Página
▬▬▬▬▬▬▬▬▬▬

Não aguento mais notícia falsa sendo disseminada como
verdade suprema
Por Ucho Haddad -
Na terça-feira, 13 de junho, entendi ser merecido
interromper a dura rotina jornalística e aceitei convite para almoçar com
amigos em um clássico e tradicional restaurante paulistano. Ao chegar, logo no
primeiro abraço, ouvi um longo agradecimento por ser fiel à verdade dos fatos.
Respondi que essa é a minha obrigação como jornalista, assim como deveria ser
dos muitos que se arriscam nessa complexa seara da informação.
Durante o almoço, os convivas submeteram-me a uma
sabatina sobre o “modus faciendi” do jornalismo político. Com o avanço das
perguntas percebi que de fato o jornalismo desandou. O advento da internet foi
excepcional e revolucionário, mas essa coisa chamada rede social criou um sem
fim de suicidas da informação. Classifico-os como suicidas porque fazem
qualquer coisa para alcançar fama e notoriedade. Algo parecido com os
homens-bomba que vão pelos ares na esperança de conquistar o paraíso e uma carroça
repleta de virgens. Como ingrediente extra, esses párias da comunicação contam
com a lufada de intolerância que sopra sobre o País, cenário que oferece aos
sôfregos de plantão a capa da falsa genialidade.
Depois de quatro décadas de jornalismo e tendo percorrido
boa parte do planeta atrás da notícia, vez por outra deparo-me com bizarrices
de comunicólogos delinquentes. São as tais “fake news”, que ganharam corpo na
mais recente corrida presidencial norte-americana. Inventa-se uma mentira
qualquer, sobre a qual despeja-se a falsa tinta da verdade e seja o que Deus
quiser. Como Deus por certo tem mais o que fazer, que não policiar os imbecis
que estão a disseminar mentiras nas redes sociais, aqui trago minha indignação.

▬▬▬▬▬▬▬▬▬▬

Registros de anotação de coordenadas
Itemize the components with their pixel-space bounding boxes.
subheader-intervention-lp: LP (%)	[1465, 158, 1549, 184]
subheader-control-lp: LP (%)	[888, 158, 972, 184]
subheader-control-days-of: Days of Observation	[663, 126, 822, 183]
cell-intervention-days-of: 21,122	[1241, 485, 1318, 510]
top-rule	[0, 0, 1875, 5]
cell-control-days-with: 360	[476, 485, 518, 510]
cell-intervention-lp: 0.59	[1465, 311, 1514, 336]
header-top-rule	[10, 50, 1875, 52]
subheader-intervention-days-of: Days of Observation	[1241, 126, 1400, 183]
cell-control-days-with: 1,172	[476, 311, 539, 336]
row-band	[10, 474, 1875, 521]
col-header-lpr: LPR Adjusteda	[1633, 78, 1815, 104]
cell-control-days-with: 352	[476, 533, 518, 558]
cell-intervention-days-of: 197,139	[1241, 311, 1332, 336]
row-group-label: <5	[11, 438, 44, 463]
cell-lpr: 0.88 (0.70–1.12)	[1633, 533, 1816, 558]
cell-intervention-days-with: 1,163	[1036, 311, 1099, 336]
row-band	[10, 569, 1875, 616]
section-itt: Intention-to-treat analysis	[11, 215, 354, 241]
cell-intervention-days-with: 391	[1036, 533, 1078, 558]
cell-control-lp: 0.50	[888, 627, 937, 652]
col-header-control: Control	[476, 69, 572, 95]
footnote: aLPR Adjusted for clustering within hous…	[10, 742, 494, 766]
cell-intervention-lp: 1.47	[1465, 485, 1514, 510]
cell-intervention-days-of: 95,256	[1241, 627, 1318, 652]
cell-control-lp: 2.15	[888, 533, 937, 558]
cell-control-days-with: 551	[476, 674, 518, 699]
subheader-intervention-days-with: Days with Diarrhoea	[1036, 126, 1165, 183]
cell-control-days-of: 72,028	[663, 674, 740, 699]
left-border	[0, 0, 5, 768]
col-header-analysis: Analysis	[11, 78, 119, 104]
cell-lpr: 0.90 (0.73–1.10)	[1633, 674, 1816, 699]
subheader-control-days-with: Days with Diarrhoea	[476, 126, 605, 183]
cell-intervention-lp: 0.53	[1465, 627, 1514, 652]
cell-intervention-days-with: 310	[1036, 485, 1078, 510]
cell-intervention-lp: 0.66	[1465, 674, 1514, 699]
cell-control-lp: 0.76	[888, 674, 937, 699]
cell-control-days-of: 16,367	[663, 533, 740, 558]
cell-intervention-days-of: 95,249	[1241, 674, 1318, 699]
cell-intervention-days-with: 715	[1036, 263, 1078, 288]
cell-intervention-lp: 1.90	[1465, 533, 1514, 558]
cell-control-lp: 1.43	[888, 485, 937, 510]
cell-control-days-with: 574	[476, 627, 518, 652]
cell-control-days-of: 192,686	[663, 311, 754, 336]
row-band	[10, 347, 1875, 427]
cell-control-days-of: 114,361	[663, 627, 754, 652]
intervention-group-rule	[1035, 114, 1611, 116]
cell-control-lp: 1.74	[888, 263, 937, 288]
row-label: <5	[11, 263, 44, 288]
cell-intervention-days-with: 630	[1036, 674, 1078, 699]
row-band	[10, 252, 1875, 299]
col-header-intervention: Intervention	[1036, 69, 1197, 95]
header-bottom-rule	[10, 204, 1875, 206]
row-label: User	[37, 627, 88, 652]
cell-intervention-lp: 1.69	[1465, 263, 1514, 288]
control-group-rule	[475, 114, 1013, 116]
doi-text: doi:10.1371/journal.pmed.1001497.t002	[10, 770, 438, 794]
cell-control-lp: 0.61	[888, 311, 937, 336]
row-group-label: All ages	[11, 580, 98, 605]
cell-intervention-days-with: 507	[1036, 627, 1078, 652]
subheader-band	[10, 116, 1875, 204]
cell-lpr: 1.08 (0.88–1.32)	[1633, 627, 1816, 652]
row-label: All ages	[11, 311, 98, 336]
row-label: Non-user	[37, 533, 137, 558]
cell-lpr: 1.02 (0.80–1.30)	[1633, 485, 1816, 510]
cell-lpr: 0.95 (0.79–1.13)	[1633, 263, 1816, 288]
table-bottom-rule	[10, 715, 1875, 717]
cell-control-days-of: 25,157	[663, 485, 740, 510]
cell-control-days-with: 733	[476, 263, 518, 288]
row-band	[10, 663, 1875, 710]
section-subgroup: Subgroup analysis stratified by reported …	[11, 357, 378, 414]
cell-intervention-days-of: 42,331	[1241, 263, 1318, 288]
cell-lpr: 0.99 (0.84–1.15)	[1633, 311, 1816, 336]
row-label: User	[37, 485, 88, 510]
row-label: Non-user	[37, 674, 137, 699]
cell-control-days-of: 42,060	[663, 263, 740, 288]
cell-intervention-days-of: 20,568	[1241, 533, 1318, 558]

▬▬▬▬▬▬▬▬▬▬

Tarefas obrigatórias
(1) Diga se cada afirmação concorda com o artigo sobre notícias falsas, respondendo sim ou não e citando literalmente as palavras decisivas: (a) o almoço com amigos aconteceu numa terça-feira, 13 de junho; (b) o artigo fala em três décadas de jornalismo; (c) as "fake news" ganharam corpo na mais recente corrida presidencial norte-americana.
(2) Extraia do artigo, sem nenhuma alteração, tudo o que vai de "Não aguento mais" até "verdade dos fatos.".
Os registros não têm relação com o artigo.

Respostas por tarefa
(1)
(a) Sim: "Na terça-feira, 13 de junho, entendi ser merecido interromper a dura rotina jornalística e aceitei convite para almoçar com amigos".
(b) Não: "Depois de quatro décadas de jornalismo".
(c) Sim: "São as tais “fake news”, que ganharam corpo na mais recente corrida presidencial norte-americana."

(2)
Não aguento mais notícia falsa sendo disseminada como
verdade suprema
Por Ucho Haddad -
Na terça-feira, 13 de junho, entendi ser merecido
interromper a dura rotina jornalística e aceitei convite para almoçar com
amigos em um clássico e tradicional restaurante paulistano. Ao chegar, logo no
primeiro abraço, ouvi um longo agradecimento por ser fiel à verdade dos fatos.